(Data entries)
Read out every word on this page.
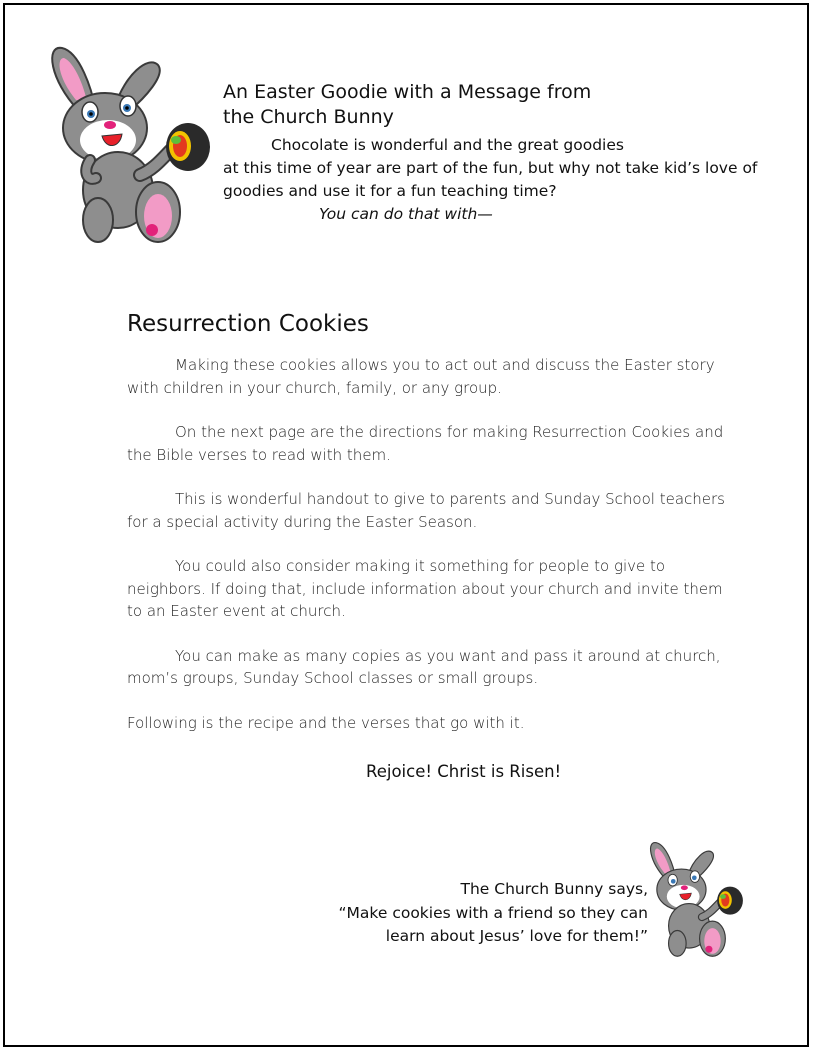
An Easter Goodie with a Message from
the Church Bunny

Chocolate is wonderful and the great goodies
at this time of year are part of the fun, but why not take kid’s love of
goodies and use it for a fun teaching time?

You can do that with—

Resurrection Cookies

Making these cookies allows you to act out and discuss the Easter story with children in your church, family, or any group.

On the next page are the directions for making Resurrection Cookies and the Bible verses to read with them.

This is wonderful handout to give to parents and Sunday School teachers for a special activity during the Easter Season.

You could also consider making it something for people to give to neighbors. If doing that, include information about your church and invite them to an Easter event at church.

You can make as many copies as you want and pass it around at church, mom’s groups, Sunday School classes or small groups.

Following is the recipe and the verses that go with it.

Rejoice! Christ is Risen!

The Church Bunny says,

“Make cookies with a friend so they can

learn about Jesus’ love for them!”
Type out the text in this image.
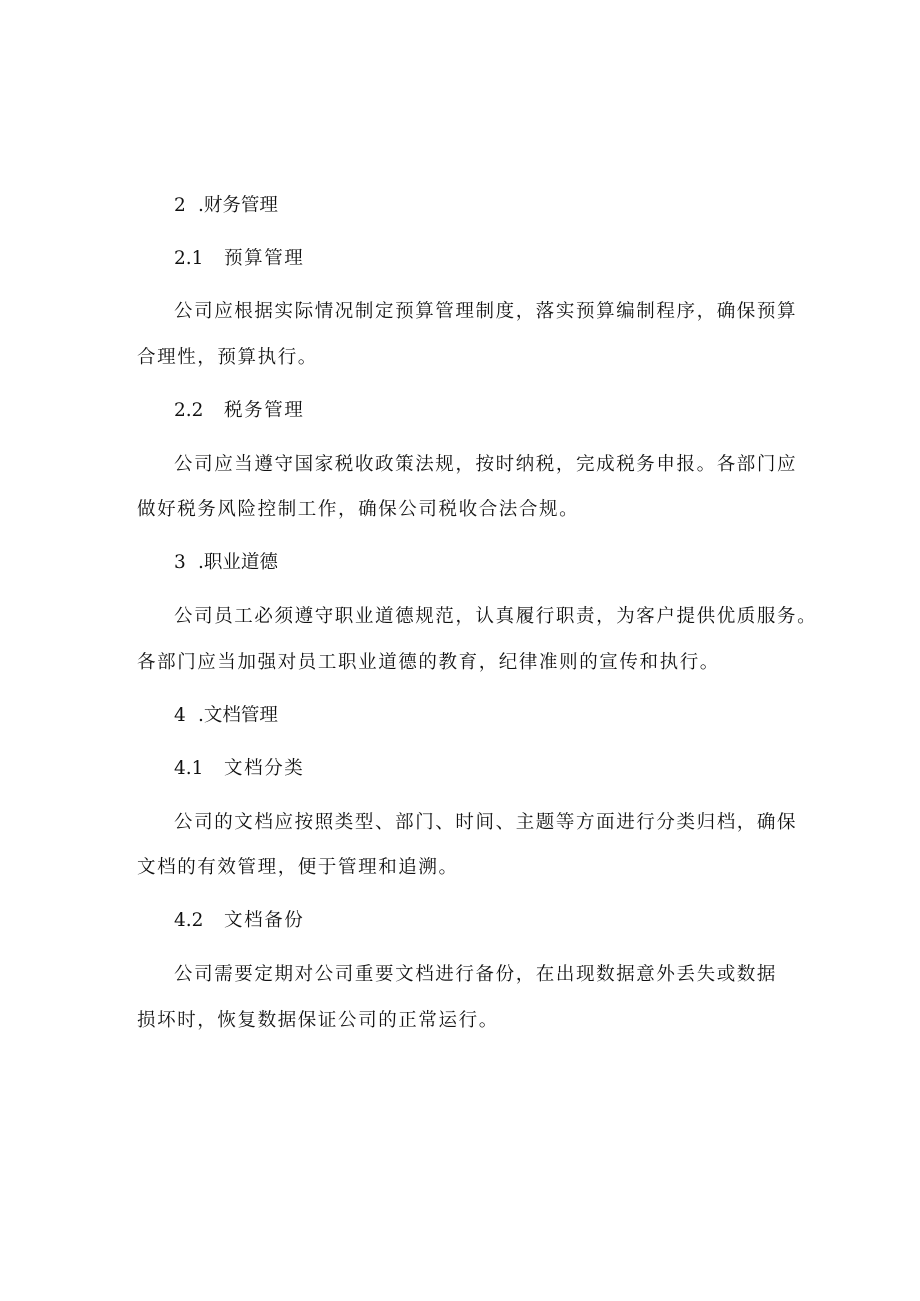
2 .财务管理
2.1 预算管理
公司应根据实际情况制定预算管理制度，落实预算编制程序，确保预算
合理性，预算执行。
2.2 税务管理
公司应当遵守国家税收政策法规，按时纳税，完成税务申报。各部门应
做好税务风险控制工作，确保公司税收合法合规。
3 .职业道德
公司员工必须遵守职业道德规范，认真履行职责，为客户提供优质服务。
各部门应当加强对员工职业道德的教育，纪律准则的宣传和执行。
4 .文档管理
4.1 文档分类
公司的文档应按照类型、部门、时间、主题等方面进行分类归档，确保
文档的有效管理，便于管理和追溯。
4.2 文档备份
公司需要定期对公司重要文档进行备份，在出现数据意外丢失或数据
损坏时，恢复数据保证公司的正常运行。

• Written problem: The lines to copy run from the line containing "Type out the text in this image." through the end of the data above; copy exactly those, minus the pictures.

• The completed task:
Type out the text in this image.
2 .财务管理
2.1 预算管理
公司应根据实际情况制定预算管理制度，落实预算编制程序，确保预算
合理性，预算执行。
2.2 税务管理
公司应当遵守国家税收政策法规，按时纳税，完成税务申报。各部门应
做好税务风险控制工作，确保公司税收合法合规。
3 .职业道德
公司员工必须遵守职业道德规范，认真履行职责，为客户提供优质服务。
各部门应当加强对员工职业道德的教育，纪律准则的宣传和执行。
4 .文档管理
4.1 文档分类
公司的文档应按照类型、部门、时间、主题等方面进行分类归档，确保
文档的有效管理，便于管理和追溯。
4.2 文档备份
公司需要定期对公司重要文档进行备份，在出现数据意外丢失或数据
损坏时，恢复数据保证公司的正常运行。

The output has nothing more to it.